*Dataset extract:*
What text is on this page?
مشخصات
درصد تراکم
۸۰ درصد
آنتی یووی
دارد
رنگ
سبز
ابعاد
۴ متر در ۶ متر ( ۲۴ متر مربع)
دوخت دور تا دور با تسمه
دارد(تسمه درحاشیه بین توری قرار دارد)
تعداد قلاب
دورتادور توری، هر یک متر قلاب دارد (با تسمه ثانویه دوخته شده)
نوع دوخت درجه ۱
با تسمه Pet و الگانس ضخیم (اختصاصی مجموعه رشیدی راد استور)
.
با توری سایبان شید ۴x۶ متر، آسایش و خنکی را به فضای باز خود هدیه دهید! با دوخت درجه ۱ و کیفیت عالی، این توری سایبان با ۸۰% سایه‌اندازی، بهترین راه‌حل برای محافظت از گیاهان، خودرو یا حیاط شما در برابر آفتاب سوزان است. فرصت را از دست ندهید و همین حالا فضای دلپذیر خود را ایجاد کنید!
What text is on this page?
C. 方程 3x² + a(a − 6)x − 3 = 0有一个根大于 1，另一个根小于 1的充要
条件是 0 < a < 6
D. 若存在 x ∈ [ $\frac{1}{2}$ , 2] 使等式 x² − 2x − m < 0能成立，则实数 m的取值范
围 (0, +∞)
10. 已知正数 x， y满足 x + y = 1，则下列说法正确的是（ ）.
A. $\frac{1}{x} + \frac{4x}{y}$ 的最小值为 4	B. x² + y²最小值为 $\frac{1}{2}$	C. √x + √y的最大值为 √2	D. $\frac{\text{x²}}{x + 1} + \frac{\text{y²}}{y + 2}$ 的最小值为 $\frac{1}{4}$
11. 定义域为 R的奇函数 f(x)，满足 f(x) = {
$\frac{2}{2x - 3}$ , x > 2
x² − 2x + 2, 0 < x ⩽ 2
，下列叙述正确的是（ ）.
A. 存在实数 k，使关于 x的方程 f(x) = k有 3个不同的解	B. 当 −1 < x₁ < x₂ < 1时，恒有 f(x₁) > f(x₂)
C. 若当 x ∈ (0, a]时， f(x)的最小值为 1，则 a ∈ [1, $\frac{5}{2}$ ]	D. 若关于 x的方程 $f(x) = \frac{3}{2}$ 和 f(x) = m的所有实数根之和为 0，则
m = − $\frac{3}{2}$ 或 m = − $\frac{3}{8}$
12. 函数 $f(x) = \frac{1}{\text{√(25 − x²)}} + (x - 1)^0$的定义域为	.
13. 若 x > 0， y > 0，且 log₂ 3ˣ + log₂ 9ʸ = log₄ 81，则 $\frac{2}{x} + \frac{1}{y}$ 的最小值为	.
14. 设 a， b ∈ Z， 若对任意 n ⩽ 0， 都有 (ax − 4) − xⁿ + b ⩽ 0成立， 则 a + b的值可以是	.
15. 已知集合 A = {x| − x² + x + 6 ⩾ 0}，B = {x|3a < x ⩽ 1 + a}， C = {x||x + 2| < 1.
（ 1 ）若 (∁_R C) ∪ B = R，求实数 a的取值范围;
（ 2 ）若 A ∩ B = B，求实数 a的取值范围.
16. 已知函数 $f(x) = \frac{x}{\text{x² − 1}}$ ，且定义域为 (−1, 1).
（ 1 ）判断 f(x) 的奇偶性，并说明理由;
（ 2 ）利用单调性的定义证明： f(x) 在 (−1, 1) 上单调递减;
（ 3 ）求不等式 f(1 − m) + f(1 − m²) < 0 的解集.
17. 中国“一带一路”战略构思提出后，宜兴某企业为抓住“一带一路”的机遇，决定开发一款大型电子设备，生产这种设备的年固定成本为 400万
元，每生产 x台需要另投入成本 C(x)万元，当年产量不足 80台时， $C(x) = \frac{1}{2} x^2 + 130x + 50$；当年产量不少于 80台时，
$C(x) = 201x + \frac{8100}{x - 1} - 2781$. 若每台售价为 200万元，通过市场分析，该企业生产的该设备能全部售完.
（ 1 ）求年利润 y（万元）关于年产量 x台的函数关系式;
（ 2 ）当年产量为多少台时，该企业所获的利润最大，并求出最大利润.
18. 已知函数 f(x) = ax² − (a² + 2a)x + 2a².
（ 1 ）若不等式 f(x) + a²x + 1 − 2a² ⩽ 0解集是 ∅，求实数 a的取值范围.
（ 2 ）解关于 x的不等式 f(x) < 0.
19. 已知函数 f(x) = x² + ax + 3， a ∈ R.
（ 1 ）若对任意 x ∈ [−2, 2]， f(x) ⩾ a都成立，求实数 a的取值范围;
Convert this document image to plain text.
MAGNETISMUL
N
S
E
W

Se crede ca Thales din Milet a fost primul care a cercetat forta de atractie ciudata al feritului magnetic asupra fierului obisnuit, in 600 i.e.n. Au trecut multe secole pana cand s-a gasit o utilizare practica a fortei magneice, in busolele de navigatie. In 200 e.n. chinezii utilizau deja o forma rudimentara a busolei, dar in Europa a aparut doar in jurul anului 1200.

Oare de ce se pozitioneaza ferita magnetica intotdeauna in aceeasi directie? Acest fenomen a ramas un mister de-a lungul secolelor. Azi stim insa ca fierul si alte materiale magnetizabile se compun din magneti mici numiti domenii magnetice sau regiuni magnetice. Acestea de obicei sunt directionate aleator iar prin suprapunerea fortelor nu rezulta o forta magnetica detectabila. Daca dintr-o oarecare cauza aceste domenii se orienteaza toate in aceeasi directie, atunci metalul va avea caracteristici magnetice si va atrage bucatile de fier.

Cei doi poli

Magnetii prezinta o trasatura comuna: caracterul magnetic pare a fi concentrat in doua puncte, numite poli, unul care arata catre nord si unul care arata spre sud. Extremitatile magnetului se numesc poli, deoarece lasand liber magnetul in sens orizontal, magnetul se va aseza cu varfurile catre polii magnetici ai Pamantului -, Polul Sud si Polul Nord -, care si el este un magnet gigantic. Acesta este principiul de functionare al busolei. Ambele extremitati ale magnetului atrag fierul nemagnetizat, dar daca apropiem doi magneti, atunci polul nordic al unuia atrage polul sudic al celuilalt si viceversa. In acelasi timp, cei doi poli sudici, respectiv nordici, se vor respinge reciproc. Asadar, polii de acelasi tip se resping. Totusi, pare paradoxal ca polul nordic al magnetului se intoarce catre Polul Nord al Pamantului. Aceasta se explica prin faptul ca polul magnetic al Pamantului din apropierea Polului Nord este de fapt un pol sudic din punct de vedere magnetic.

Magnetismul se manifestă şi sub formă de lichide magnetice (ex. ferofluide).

*Stated problem:*
Find the word "تسمه" in the data and show each line that holds it.

*Output below:*
دوخت دور تا دور با تسمه
دارد(تسمه درحاشیه بین توری قرار دارد)
دورتادور توری، هر یک متر قلاب دارد (با تسمه ثانویه دوخته شده)
با تسمه Pet و الگانس ضخیم (اختصاصی مجموعه رشیدی راد استور)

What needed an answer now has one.